■ Written exercise ■
Starting at the beginning of the data and ending at the line containing "size-cell: 2XL bbox=[433, 589, 499, 619]", write out those lines again with "size-cell" swapped for "size-entry" and everything else left the same.

■ Data ■
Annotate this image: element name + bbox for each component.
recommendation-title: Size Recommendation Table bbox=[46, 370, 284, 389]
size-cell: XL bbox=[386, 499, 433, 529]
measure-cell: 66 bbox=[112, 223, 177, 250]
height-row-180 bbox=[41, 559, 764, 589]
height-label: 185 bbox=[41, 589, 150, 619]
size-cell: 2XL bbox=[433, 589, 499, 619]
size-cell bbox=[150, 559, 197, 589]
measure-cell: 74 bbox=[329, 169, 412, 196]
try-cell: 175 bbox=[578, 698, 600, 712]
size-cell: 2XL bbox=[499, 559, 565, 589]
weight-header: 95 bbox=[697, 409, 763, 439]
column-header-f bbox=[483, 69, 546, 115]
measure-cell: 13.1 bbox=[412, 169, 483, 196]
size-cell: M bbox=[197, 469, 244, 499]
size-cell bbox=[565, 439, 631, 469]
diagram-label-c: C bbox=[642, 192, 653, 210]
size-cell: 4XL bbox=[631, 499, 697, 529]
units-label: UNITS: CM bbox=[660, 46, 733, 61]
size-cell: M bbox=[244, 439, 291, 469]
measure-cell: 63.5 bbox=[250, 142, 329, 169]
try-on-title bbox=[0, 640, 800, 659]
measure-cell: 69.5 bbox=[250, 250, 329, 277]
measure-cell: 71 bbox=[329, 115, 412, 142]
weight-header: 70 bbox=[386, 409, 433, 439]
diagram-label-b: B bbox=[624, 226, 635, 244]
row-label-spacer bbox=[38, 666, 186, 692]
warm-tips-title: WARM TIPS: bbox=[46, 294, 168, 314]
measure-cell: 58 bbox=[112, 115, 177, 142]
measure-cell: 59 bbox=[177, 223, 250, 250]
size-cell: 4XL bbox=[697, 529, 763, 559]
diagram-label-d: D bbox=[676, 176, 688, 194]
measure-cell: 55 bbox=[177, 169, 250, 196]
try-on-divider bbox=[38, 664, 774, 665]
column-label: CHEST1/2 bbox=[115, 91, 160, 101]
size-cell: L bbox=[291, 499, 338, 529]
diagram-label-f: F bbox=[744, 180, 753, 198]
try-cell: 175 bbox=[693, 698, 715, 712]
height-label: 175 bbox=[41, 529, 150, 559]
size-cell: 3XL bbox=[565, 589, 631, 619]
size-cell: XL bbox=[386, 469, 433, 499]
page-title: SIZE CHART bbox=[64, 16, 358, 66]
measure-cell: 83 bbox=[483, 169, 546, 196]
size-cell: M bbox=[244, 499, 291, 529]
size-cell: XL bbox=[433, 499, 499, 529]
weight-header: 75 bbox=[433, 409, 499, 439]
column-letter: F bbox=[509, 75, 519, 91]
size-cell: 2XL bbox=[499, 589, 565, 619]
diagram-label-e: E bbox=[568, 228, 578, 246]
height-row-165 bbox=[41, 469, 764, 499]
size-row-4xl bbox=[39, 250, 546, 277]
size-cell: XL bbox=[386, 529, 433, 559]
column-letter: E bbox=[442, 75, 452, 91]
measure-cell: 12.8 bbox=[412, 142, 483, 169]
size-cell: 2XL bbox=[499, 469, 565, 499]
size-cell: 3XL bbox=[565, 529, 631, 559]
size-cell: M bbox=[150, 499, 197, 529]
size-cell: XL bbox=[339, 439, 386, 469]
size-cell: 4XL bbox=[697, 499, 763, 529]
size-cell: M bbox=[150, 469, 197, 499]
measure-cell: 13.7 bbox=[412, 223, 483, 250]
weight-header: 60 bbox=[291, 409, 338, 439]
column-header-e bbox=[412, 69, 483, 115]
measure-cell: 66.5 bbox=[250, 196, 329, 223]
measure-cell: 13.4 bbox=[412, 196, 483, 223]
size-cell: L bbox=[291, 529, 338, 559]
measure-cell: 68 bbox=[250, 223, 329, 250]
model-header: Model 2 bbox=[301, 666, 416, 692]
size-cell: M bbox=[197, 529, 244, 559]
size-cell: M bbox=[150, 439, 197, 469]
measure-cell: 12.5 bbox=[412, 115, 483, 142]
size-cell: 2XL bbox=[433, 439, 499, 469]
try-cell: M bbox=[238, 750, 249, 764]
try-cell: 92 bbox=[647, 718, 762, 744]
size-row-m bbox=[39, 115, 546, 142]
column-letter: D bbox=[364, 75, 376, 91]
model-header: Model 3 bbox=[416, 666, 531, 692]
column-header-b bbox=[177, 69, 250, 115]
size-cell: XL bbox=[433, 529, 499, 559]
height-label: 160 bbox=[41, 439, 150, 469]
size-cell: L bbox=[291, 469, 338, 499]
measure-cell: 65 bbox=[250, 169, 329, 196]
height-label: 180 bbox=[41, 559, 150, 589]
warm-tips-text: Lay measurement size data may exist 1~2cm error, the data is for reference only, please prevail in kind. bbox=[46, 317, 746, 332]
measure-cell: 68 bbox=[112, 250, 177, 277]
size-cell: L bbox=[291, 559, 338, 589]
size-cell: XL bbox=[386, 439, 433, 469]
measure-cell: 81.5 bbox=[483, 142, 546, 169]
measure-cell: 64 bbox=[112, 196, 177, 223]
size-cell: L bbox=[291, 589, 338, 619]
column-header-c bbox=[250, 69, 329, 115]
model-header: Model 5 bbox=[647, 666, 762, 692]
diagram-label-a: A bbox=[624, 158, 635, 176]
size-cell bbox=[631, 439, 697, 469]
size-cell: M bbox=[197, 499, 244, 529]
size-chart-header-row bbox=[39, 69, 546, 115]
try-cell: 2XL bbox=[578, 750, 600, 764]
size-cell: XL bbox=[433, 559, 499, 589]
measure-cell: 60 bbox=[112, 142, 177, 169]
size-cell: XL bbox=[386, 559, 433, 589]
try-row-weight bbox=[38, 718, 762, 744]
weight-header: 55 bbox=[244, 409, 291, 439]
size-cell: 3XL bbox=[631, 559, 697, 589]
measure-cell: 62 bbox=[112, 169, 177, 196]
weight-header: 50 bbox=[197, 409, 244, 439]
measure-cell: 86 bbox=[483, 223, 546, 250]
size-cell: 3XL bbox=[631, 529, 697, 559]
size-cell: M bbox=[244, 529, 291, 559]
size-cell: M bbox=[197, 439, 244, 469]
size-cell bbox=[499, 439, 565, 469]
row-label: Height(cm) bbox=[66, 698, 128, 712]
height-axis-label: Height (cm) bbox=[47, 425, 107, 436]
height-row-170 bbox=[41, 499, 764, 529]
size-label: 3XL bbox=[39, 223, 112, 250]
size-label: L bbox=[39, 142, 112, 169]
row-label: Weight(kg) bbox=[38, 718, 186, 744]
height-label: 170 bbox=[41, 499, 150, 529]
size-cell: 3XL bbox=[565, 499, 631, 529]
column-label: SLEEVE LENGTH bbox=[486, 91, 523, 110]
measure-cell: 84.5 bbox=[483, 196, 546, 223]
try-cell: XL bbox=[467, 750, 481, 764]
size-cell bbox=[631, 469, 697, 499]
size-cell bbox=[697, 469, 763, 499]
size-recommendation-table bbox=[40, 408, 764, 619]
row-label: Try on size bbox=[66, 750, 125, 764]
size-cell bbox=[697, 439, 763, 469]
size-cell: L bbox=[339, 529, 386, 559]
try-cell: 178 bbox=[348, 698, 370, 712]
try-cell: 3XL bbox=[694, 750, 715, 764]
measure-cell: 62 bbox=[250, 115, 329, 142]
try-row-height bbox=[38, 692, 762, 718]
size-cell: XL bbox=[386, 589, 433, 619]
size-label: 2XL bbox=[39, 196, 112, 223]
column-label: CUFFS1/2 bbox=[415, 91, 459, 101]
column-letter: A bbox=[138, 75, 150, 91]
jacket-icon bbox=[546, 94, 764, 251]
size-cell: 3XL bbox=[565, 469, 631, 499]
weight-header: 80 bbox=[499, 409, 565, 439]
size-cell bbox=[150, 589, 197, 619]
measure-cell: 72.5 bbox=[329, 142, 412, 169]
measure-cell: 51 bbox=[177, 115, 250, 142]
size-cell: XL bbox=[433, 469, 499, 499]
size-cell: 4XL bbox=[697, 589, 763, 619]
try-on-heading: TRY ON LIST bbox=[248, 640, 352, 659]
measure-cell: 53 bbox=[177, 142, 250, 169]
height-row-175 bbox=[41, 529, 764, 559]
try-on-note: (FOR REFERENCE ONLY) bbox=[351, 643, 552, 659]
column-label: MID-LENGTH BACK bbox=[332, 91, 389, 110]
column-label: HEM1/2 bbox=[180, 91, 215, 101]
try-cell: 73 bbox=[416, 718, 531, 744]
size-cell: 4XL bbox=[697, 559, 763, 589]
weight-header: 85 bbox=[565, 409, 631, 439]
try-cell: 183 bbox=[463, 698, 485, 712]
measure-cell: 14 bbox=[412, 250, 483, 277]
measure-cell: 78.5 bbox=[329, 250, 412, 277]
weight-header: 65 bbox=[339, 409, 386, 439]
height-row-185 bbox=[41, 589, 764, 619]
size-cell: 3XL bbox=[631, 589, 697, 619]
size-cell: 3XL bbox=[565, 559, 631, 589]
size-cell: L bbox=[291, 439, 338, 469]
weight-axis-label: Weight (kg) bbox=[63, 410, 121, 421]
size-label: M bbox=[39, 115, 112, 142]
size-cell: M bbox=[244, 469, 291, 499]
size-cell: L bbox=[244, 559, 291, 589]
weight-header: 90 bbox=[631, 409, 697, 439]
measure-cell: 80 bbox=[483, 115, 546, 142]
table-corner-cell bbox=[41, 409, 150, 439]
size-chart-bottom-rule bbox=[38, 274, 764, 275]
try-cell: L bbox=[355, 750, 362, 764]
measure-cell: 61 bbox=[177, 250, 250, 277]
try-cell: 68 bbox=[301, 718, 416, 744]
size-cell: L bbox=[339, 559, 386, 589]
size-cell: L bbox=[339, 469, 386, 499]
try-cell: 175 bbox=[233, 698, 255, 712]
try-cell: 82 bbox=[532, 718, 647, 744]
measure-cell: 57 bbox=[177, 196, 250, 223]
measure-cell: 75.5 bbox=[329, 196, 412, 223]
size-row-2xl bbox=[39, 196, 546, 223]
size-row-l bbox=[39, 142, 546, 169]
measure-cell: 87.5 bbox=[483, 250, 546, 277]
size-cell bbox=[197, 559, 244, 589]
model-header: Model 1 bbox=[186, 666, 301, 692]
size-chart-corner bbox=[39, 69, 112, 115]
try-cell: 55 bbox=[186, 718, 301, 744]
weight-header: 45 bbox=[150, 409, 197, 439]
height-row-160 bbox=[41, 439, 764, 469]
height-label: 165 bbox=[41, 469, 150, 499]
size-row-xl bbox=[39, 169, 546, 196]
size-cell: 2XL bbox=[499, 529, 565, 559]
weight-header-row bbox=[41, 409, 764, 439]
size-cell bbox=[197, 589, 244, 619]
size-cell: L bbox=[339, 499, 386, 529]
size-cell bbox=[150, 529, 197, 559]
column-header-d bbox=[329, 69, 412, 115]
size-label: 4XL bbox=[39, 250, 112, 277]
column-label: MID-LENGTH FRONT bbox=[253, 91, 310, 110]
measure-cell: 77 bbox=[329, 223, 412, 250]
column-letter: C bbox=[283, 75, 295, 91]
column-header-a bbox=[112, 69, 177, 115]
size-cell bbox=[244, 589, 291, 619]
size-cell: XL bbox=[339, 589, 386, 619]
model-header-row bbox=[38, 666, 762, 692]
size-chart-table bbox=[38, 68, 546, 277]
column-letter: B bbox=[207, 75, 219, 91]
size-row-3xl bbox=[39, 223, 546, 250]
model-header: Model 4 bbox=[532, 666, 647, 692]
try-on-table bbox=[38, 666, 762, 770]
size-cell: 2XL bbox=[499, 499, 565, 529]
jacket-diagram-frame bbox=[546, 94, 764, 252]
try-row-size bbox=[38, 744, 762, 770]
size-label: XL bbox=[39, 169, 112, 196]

■ Solved exercise ■
Annotate this image: element name + bbox for each component.
recommendation-title: Size Recommendation Table bbox=[46, 370, 284, 389]
size-entry: XL bbox=[386, 499, 433, 529]
measure-cell: 66 bbox=[112, 223, 177, 250]
height-row-180 bbox=[41, 559, 764, 589]
height-label: 185 bbox=[41, 589, 150, 619]
size-entry: 2XL bbox=[433, 589, 499, 619]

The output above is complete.